STATED GOAL: Pull out every line below that contains the word "Earnings".
+ + + + +
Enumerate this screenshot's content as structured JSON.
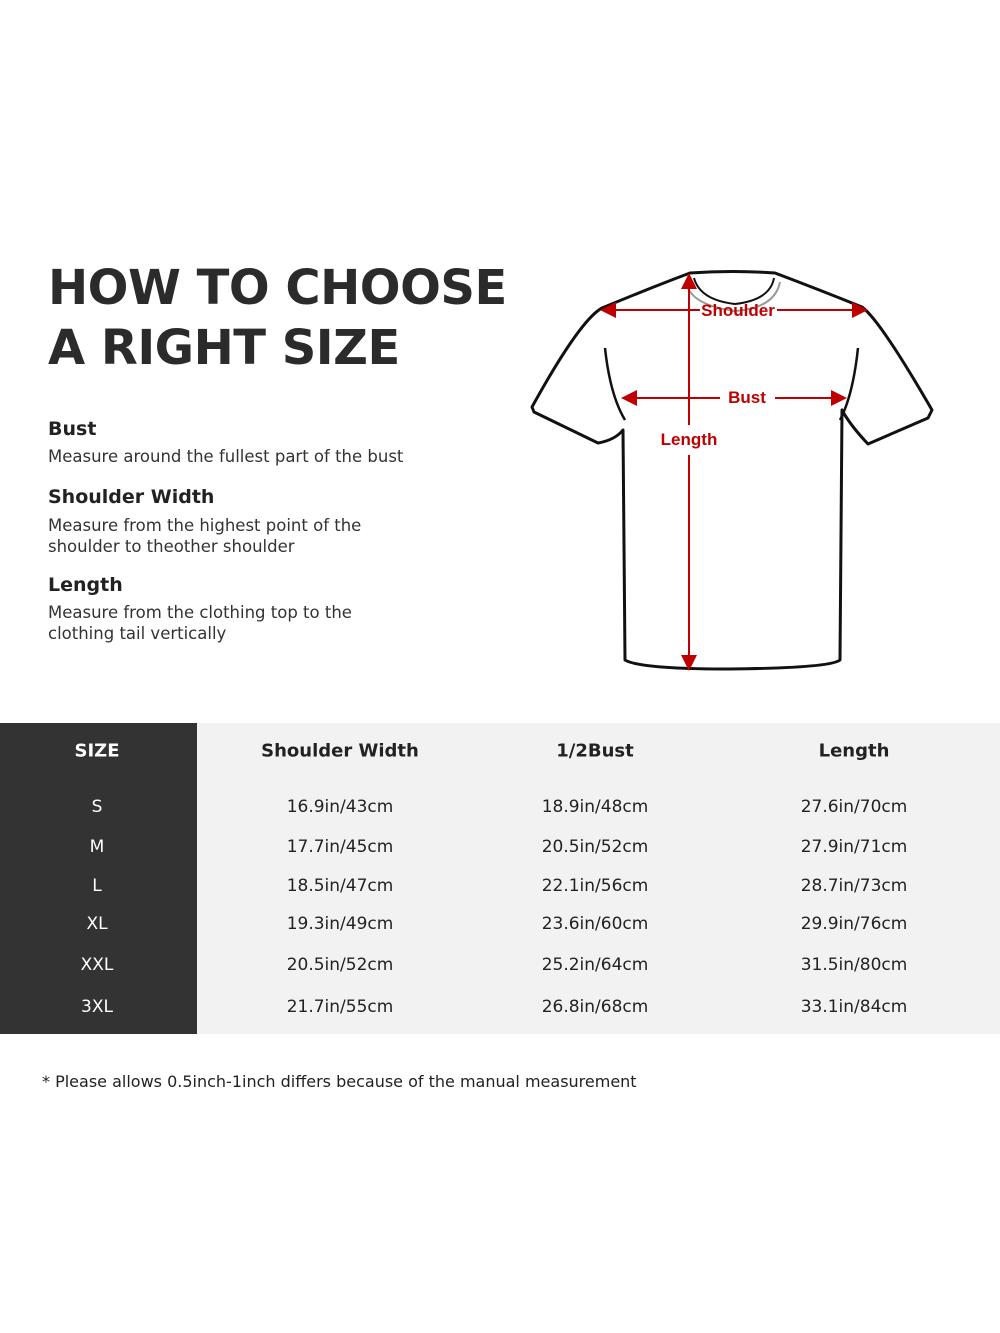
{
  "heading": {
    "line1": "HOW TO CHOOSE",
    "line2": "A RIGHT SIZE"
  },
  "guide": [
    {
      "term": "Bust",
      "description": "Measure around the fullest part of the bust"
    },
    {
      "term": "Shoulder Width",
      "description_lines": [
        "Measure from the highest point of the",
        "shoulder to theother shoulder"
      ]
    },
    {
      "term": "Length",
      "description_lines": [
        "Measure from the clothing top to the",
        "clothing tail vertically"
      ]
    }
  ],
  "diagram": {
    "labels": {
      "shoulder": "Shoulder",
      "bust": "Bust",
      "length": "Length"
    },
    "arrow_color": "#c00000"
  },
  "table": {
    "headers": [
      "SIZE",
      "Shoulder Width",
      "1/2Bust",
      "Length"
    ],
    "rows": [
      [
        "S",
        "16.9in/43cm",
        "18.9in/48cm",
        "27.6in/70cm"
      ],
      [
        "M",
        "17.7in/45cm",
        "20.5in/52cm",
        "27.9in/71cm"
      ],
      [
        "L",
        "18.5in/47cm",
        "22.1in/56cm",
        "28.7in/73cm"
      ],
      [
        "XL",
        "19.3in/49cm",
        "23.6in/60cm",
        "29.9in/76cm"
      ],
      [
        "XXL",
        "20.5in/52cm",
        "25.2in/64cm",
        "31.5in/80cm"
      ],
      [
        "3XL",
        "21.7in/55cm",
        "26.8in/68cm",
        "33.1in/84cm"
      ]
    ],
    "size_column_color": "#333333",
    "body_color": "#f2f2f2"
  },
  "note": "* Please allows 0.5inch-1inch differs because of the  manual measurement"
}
+ + + + +
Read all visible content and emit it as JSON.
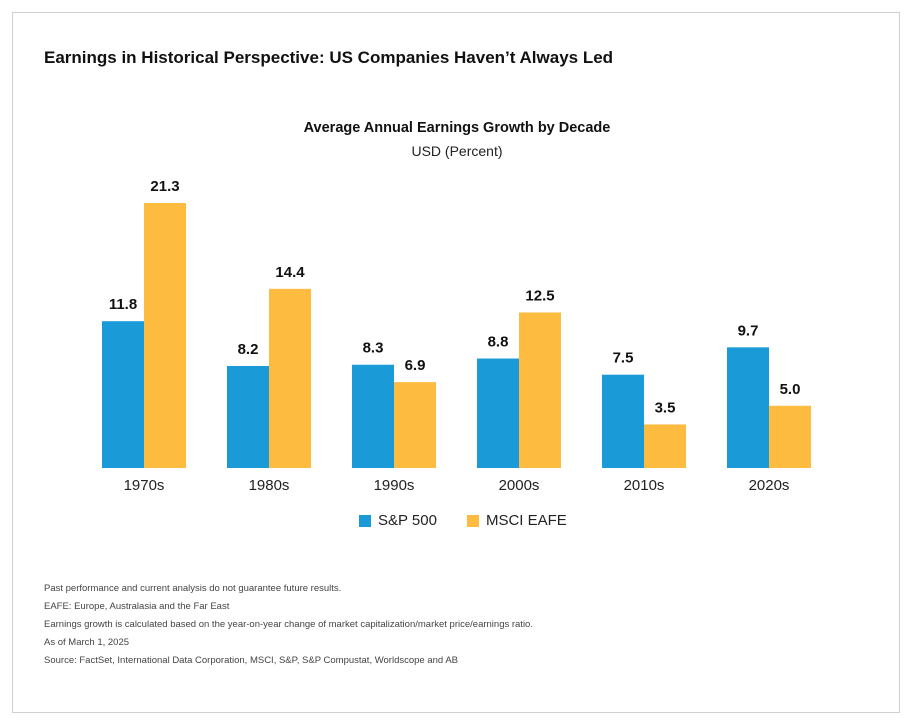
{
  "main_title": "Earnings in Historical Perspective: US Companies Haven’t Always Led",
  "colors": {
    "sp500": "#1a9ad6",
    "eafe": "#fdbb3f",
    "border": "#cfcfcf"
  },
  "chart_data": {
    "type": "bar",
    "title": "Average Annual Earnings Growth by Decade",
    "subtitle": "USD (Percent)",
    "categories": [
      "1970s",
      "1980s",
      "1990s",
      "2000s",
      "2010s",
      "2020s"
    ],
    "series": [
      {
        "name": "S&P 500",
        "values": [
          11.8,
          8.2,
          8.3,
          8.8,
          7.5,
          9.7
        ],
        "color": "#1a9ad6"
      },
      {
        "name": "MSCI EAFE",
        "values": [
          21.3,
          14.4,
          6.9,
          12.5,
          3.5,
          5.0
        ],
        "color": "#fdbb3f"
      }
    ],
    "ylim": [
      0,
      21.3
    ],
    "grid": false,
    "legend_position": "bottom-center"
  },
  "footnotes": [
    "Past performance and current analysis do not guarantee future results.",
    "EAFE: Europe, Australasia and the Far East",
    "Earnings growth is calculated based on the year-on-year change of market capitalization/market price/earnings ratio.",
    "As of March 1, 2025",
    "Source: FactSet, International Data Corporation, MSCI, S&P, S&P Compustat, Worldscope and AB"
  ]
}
+ + + + +
RESULT FOR THIS EXERCISE:
  "main_title": "Earnings in Historical Perspective: US Companies Haven’t Always Led",
    "title": "Average Annual Earnings Growth by Decade",
    "Earnings growth is calculated based on the year-on-year change of market capitalization/market price/earnings ratio.",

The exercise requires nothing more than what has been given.